Material supplied:
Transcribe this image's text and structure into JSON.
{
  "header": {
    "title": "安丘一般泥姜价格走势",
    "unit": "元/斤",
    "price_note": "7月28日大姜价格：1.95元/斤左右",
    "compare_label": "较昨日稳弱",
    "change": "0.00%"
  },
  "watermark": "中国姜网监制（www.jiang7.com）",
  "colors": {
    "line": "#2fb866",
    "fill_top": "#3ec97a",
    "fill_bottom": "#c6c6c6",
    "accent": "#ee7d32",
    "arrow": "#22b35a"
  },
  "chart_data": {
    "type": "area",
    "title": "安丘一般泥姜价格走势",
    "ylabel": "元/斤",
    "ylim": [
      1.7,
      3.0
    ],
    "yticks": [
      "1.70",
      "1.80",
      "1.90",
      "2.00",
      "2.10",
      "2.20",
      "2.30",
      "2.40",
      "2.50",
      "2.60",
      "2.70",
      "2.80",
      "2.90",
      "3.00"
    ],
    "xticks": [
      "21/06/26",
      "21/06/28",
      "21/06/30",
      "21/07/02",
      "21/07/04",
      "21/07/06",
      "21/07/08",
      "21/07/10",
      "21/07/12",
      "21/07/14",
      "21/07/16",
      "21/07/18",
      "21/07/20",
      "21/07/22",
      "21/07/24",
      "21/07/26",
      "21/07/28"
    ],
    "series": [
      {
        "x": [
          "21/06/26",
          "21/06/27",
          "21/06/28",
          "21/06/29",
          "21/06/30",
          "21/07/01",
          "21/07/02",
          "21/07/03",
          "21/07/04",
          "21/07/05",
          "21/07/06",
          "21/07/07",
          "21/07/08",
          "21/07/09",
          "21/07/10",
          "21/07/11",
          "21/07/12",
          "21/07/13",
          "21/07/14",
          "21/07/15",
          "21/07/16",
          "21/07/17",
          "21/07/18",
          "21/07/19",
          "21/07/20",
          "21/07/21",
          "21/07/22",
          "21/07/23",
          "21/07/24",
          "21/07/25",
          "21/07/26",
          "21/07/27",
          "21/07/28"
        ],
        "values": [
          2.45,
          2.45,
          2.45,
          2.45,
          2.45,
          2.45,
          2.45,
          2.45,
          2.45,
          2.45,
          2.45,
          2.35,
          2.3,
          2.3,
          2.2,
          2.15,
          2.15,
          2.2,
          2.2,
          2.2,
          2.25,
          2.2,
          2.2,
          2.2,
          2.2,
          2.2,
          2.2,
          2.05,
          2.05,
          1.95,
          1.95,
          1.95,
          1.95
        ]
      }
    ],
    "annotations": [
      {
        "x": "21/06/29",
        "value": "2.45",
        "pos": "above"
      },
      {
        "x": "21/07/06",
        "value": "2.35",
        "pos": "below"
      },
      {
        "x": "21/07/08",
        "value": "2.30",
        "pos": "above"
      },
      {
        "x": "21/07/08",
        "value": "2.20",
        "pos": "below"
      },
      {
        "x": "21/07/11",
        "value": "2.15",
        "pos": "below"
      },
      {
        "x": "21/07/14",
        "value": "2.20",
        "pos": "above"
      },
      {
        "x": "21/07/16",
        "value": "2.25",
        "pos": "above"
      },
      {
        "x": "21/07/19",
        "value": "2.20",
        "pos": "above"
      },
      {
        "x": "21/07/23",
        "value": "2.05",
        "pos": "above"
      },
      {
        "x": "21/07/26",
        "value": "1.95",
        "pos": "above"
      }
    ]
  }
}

Your instructions:
Return every line of the material exactly.

Output for this task:
Transcribe this image's text and structure into JSON.
{
  "header": {
    "title": "安丘一般泥姜价格走势",
    "unit": "元/斤",
    "price_note": "7月28日大姜价格：1.95元/斤左右",
    "compare_label": "较昨日稳弱",
    "change": "0.00%"
  },
  "watermark": "中国姜网监制（www.jiang7.com）",
  "colors": {
    "line": "#2fb866",
    "fill_top": "#3ec97a",
    "fill_bottom": "#c6c6c6",
    "accent": "#ee7d32",
    "arrow": "#22b35a"
  },
  "chart_data": {
    "type": "area",
    "title": "安丘一般泥姜价格走势",
    "ylabel": "元/斤",
    "ylim": [
      1.7,
      3.0
    ],
    "yticks": [
      "1.70",
      "1.80",
      "1.90",
      "2.00",
      "2.10",
      "2.20",
      "2.30",
      "2.40",
      "2.50",
      "2.60",
      "2.70",
      "2.80",
      "2.90",
      "3.00"
    ],
    "xticks": [
      "21/06/26",
      "21/06/28",
      "21/06/30",
      "21/07/02",
      "21/07/04",
      "21/07/06",
      "21/07/08",
      "21/07/10",
      "21/07/12",
      "21/07/14",
      "21/07/16",
      "21/07/18",
      "21/07/20",
      "21/07/22",
      "21/07/24",
      "21/07/26",
      "21/07/28"
    ],
    "series": [
      {
        "x": [
          "21/06/26",
          "21/06/27",
          "21/06/28",
          "21/06/29",
          "21/06/30",
          "21/07/01",
          "21/07/02",
          "21/07/03",
          "21/07/04",
          "21/07/05",
          "21/07/06",
          "21/07/07",
          "21/07/08",
          "21/07/09",
          "21/07/10",
          "21/07/11",
          "21/07/12",
          "21/07/13",
          "21/07/14",
          "21/07/15",
          "21/07/16",
          "21/07/17",
          "21/07/18",
          "21/07/19",
          "21/07/20",
          "21/07/21",
          "21/07/22",
          "21/07/23",
          "21/07/24",
          "21/07/25",
          "21/07/26",
          "21/07/27",
          "21/07/28"
        ],
        "values": [
          2.45,
          2.45,
          2.45,
          2.45,
          2.45,
          2.45,
          2.45,
          2.45,
          2.45,
          2.45,
          2.45,
          2.35,
          2.3,
          2.3,
          2.2,
          2.15,
          2.15,
          2.2,
          2.2,
          2.2,
          2.25,
          2.2,
          2.2,
          2.2,
          2.2,
          2.2,
          2.2,
          2.05,
          2.05,
          1.95,
          1.95,
          1.95,
          1.95
        ]
      }
    ],
    "annotations": [
      {
        "x": "21/06/29",
        "value": "2.45",
        "pos": "above"
      },
      {
        "x": "21/07/06",
        "value": "2.35",
        "pos": "below"
      },
      {
        "x": "21/07/08",
        "value": "2.30",
        "pos": "above"
      },
      {
        "x": "21/07/08",
        "value": "2.20",
        "pos": "below"
      },
      {
        "x": "21/07/11",
        "value": "2.15",
        "pos": "below"
      },
      {
        "x": "21/07/14",
        "value": "2.20",
        "pos": "above"
      },
      {
        "x": "21/07/16",
        "value": "2.25",
        "pos": "above"
      },
      {
        "x": "21/07/19",
        "value": "2.20",
        "pos": "above"
      },
      {
        "x": "21/07/23",
        "value": "2.05",
        "pos": "above"
      },
      {
        "x": "21/07/26",
        "value": "1.95",
        "pos": "above"
      }
    ]
  }
}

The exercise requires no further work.